**Challenge**
From the entries provided below, copy each line that contains the word "klimanızın".

**Data provided**
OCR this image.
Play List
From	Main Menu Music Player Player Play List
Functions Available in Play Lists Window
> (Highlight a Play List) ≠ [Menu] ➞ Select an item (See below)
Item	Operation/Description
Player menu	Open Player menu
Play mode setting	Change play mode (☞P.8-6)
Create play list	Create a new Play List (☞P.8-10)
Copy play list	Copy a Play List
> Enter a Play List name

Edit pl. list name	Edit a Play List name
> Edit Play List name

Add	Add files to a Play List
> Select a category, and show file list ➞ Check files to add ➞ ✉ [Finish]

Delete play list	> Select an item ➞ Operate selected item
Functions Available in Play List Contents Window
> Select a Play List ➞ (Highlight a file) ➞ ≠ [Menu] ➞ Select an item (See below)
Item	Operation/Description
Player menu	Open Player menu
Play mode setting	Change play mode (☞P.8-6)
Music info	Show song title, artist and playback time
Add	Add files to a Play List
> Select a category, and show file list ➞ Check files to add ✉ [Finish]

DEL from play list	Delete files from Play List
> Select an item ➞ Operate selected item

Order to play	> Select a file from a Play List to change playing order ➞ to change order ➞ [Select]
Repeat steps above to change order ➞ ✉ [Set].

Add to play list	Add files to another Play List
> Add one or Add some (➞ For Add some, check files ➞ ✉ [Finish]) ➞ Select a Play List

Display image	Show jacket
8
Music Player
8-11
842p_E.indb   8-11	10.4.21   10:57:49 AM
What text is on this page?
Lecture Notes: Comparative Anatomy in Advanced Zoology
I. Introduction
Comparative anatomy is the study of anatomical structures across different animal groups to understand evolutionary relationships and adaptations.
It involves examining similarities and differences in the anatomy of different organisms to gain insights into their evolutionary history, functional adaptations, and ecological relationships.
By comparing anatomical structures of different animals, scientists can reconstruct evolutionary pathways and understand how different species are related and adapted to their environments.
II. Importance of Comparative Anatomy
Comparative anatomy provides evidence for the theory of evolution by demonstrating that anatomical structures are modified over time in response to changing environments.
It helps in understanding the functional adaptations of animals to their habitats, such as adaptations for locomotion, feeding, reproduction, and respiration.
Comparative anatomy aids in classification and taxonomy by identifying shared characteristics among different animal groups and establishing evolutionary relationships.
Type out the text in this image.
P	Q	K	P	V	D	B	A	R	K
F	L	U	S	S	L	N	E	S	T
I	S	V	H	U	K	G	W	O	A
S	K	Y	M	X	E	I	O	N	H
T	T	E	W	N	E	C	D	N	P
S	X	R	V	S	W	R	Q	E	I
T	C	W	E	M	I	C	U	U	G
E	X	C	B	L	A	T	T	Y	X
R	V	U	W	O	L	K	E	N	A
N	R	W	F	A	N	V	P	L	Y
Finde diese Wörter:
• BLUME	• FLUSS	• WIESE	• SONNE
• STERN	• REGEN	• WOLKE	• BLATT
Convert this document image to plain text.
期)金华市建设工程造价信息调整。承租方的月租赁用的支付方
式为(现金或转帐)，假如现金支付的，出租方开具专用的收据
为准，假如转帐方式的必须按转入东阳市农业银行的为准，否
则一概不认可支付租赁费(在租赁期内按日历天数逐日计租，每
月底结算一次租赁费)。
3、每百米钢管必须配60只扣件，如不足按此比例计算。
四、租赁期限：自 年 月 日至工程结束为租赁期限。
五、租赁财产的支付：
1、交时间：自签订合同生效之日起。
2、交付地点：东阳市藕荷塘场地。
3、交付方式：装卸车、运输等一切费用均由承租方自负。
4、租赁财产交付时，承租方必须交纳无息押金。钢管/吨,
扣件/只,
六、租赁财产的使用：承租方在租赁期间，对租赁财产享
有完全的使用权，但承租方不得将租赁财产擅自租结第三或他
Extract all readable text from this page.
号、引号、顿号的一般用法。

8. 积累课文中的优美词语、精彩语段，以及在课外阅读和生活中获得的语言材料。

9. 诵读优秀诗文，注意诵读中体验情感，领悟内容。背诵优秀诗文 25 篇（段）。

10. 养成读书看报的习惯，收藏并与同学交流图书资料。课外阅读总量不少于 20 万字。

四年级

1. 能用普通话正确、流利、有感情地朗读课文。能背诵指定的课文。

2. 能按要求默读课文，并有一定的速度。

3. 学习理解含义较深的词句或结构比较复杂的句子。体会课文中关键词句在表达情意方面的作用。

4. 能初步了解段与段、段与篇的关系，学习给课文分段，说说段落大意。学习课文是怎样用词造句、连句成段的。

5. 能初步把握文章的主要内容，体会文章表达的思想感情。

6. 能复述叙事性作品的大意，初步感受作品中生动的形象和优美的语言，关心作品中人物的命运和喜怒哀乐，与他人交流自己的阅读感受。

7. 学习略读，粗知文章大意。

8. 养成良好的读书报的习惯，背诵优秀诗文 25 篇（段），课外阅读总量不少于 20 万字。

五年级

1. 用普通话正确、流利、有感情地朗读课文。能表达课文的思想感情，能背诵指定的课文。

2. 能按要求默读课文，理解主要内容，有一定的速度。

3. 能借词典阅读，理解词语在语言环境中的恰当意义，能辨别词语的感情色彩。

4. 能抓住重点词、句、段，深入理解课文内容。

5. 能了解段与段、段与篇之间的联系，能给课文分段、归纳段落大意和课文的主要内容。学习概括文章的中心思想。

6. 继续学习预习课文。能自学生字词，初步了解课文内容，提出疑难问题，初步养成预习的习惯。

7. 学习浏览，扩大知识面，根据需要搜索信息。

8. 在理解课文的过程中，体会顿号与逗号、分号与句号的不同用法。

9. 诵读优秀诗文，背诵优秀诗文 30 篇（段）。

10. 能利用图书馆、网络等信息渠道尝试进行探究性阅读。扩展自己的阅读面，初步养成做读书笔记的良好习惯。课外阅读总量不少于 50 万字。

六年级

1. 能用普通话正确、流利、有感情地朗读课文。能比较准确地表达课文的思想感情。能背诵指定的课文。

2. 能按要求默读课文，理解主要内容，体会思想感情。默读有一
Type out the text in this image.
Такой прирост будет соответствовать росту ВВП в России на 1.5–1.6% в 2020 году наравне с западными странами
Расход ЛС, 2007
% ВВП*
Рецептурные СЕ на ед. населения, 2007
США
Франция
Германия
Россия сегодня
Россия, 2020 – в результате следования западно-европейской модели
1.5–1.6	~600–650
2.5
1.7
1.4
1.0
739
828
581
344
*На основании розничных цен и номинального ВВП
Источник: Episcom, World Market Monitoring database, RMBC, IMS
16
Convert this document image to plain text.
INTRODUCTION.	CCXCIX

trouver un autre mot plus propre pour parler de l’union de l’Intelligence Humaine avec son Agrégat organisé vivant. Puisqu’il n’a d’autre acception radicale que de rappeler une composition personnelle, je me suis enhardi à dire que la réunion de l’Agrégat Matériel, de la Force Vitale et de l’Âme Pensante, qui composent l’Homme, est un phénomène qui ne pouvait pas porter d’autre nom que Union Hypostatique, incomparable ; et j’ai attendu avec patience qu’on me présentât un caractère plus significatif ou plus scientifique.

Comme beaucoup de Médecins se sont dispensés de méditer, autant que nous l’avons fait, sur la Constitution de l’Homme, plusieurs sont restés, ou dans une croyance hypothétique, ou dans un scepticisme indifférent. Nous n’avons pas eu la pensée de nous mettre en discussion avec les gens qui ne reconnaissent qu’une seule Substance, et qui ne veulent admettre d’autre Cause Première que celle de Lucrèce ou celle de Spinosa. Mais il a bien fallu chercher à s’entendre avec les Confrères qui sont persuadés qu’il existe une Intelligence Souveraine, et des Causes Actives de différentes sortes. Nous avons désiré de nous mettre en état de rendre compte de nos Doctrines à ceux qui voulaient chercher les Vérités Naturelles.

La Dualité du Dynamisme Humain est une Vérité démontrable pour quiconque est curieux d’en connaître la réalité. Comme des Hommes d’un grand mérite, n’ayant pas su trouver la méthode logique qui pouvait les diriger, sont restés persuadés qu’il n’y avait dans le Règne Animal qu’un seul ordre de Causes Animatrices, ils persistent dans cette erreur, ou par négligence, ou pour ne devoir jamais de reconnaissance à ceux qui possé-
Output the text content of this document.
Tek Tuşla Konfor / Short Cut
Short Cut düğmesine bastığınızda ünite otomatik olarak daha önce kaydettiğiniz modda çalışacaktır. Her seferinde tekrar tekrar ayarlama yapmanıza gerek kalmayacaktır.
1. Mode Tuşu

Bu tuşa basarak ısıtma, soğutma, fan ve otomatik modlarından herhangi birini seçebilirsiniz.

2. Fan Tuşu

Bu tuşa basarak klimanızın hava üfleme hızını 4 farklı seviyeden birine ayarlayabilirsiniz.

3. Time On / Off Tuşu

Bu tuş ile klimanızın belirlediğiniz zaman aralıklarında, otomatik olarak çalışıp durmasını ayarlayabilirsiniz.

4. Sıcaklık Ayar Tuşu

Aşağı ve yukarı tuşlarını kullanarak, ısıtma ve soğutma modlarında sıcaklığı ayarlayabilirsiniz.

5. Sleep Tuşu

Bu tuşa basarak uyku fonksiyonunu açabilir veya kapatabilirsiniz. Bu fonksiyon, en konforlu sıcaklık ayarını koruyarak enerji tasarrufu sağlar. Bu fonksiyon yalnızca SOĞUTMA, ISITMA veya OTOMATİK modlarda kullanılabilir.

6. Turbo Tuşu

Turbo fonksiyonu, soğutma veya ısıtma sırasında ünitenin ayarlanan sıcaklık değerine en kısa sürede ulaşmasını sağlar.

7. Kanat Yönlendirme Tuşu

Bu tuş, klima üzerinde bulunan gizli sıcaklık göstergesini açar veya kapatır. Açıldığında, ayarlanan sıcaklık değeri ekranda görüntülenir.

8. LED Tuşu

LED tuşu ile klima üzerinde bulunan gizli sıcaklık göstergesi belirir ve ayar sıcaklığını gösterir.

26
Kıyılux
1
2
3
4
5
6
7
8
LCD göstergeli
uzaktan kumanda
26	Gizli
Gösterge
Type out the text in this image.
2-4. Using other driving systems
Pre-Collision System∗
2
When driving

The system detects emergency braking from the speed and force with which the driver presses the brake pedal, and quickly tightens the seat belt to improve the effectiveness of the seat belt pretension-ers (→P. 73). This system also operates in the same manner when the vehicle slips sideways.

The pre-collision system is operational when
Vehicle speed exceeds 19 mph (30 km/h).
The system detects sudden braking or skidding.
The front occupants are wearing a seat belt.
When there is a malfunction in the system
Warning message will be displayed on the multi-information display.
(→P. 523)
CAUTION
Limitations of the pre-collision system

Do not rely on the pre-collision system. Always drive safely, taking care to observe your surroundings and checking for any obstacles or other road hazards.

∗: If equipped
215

**Task response**
Bu tuşa basarak klimanızın hava üfleme hızını 4 farklı seviyeden birine ayarlayabilirsiniz.
Bu tuş ile klimanızın belirlediğiniz zaman aralıklarında, otomatik olarak çalışıp durmasını ayarlayabilirsiniz.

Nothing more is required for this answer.